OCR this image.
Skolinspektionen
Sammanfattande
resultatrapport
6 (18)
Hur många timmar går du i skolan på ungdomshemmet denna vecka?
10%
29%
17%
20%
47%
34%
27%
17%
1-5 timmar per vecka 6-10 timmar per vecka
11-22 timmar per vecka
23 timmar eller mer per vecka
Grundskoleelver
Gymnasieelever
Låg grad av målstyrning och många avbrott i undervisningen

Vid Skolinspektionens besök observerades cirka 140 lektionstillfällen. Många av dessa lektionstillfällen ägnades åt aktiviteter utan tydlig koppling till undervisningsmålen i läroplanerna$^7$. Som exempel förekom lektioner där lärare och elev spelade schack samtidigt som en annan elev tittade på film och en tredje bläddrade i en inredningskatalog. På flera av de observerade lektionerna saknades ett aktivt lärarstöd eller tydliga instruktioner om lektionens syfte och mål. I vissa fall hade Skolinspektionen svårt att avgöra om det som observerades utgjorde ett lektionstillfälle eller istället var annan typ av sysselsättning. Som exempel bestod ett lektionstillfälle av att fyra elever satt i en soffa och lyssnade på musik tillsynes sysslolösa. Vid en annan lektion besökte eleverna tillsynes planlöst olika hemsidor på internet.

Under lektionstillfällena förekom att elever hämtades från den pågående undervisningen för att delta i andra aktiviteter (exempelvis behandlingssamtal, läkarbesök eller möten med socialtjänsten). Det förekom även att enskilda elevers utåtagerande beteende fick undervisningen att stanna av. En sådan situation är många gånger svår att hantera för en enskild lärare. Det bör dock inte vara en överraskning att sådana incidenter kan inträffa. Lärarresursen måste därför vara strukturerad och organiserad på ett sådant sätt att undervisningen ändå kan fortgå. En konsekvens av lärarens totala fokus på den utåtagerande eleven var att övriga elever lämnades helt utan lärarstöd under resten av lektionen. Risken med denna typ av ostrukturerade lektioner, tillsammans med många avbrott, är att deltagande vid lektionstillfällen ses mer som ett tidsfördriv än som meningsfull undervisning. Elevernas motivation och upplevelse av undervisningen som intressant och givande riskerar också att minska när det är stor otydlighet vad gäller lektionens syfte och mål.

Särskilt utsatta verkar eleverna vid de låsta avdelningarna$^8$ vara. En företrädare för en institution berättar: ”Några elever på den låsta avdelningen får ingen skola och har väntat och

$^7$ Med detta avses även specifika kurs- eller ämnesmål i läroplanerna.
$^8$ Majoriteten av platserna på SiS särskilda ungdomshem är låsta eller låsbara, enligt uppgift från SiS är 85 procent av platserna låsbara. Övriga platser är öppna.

◆ ◆ ◆ ◆ ◆ ◆ ◆

Identify which lines contain the word "Skolinspektionen" and copy each one.

Skolinspektionen
Vid Skolinspektionens besök observerades cirka 140 lektionstillfällen. Många av dessa lektionstillfällen ägnades åt aktiviteter utan tydlig koppling till undervisningsmålen i läroplanerna$^7$. Som exempel förekom lektioner där lärare och elev spelade schack samtidigt som en annan elev tittade på film och en tredje bläddrade i en inredningskatalog. På flera av de observerade lektionerna saknades ett aktivt lärarstöd eller tydliga instruktioner om lektionens syfte och mål. I vissa fall hade Skolinspektionen svårt att avgöra om det som observerades utgjorde ett lektionstillfälle eller istället var annan typ av sysselsättning. Som exempel bestod ett lektionstillfälle av att fyra elever satt i en soffa och lyssnade på musik tillsynes sysslolösa. Vid en annan lektion besökte eleverna tillsynes planlöst olika hemsidor på internet.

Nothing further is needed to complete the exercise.